═══ Source records

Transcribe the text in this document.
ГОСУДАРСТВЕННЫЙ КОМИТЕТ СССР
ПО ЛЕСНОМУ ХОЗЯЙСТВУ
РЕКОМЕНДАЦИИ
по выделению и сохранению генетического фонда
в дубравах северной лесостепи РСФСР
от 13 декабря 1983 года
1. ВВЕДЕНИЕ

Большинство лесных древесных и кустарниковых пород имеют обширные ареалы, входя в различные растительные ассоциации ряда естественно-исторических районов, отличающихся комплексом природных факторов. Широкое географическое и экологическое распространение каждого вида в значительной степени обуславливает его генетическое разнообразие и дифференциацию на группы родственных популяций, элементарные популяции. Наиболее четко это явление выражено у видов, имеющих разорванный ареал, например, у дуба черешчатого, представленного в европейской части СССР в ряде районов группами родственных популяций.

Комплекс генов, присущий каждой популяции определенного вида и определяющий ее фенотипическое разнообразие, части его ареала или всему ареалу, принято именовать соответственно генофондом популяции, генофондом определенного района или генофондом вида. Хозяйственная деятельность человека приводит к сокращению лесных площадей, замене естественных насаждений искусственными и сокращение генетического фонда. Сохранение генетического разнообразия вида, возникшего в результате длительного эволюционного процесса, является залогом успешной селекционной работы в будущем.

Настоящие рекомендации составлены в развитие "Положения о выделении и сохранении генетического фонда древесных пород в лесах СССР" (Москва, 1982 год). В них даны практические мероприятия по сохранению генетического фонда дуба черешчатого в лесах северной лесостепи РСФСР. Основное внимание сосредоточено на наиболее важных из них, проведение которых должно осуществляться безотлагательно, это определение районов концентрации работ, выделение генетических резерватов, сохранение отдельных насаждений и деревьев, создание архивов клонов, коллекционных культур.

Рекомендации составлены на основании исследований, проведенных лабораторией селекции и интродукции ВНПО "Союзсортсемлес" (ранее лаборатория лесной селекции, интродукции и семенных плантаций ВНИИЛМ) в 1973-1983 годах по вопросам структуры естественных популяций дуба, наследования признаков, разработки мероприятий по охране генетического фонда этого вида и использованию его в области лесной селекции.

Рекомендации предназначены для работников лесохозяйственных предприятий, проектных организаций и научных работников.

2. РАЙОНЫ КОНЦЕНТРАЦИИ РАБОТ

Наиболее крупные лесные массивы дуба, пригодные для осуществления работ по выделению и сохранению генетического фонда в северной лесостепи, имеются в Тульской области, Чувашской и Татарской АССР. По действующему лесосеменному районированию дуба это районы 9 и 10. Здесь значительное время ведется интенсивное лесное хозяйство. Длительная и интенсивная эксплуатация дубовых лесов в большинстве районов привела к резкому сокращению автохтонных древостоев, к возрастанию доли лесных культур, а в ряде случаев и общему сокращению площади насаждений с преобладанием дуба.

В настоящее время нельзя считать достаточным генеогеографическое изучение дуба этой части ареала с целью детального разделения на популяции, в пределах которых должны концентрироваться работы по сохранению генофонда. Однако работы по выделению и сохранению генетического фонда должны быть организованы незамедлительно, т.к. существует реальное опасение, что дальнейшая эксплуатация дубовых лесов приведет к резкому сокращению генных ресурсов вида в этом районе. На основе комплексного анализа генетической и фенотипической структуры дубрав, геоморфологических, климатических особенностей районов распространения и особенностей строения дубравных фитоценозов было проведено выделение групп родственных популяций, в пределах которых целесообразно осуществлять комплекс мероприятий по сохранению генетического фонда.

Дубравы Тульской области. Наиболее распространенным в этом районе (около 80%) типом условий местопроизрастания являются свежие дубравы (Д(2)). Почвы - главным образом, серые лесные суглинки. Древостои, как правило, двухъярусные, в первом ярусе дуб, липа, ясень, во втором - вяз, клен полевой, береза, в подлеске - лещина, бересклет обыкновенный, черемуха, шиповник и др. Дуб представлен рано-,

══════
═══ Source records

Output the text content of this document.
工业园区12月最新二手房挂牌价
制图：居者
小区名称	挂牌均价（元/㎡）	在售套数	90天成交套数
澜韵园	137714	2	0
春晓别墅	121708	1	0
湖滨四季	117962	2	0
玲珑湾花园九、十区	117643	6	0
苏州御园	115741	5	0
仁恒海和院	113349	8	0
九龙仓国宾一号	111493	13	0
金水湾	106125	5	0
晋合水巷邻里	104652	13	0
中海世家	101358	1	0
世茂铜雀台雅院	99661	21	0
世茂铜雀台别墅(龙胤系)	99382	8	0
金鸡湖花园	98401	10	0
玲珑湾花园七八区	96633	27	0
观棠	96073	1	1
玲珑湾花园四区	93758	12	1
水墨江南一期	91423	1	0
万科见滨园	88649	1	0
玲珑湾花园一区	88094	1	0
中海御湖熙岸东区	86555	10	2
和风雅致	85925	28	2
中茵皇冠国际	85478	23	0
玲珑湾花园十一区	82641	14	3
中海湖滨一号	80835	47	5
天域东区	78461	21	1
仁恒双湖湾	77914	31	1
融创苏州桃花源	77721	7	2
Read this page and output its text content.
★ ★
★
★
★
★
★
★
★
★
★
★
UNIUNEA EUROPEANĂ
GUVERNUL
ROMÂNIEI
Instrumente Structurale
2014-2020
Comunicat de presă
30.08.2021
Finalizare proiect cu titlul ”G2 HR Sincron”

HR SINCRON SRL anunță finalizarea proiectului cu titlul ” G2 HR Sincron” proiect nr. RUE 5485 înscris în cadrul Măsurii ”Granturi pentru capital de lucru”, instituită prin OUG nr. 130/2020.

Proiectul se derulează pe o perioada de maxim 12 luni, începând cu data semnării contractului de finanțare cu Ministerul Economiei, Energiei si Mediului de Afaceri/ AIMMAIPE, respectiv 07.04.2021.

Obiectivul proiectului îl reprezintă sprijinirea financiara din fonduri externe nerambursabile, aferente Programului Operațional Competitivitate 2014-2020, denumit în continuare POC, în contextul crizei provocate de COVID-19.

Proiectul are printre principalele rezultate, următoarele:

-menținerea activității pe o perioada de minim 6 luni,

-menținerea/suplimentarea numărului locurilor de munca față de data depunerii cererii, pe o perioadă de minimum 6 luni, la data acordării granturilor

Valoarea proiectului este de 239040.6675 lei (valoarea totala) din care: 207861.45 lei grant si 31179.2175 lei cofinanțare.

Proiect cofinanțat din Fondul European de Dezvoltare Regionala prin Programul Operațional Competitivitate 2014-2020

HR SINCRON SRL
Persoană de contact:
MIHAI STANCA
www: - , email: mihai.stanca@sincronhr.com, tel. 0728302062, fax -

══════
═══ Source records

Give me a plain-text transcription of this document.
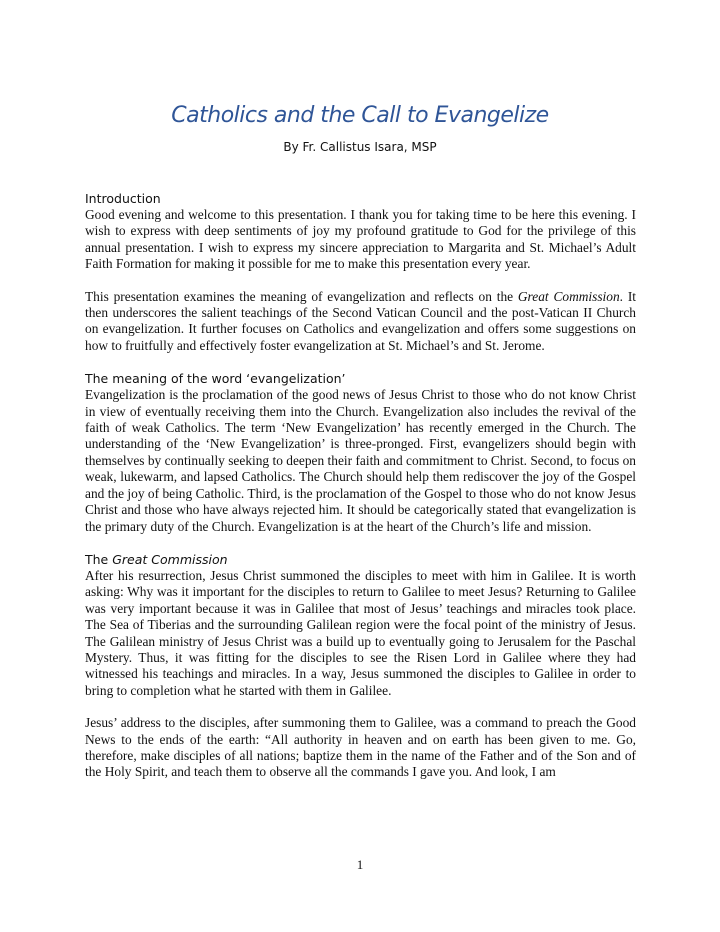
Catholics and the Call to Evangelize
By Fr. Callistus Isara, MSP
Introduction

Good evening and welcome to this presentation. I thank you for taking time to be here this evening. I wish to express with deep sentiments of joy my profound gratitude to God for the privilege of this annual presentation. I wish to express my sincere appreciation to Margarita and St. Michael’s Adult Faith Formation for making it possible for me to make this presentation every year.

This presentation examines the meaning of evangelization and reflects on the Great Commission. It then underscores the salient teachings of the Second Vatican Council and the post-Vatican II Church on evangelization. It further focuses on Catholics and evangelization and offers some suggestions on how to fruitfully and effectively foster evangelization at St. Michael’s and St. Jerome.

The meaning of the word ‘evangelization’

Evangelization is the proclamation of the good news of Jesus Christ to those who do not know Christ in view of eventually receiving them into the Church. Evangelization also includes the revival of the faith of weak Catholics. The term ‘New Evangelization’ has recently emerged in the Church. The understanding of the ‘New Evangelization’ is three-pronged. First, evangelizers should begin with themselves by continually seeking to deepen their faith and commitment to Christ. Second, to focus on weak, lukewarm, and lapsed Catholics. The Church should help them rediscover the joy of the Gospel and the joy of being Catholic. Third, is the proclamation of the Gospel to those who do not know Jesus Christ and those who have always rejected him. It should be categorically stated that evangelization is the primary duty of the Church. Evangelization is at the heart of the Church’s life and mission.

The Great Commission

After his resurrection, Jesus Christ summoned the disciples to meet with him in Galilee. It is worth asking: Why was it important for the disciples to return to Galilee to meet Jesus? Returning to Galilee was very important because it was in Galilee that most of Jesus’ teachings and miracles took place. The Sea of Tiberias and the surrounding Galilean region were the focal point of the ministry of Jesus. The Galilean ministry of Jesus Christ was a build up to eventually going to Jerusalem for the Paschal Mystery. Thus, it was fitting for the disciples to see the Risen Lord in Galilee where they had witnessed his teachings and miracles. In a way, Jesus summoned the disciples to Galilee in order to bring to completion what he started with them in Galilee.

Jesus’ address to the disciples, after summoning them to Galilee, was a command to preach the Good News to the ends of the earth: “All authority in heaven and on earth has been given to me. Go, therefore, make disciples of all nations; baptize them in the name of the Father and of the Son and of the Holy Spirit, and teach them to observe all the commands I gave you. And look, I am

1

══════

**Request:** Pull out every line holding "естественных" from the records above, and copy it.

**The result:**
Комплекс генов, присущий каждой популяции определенного вида и определяющий ее фенотипическое разнообразие, части его ареала или всему ареалу, принято именовать соответственно генофондом популяции, генофондом определенного района или генофондом вида. Хозяйственная деятельность человека приводит к сокращению лесных площадей, замене естественных насаждений искусственными и сокращение генетического фонда. Сохранение генетического разнообразия вида, возникшего в результате длительного эволюционного процесса, является залогом успешной селекционной работы в будущем.
Рекомендации составлены на основании исследований, проведенных лабораторией селекции и интродукции ВНПО "Союзсортсемлес" (ранее лаборатория лесной селекции, интродукции и семенных плантаций ВНИИЛМ) в 1973-1983 годах по вопросам структуры естественных популяций дуба, наследования признаков, разработки мероприятий по охране генетического фонда этого вида и использованию его в области лесной селекции.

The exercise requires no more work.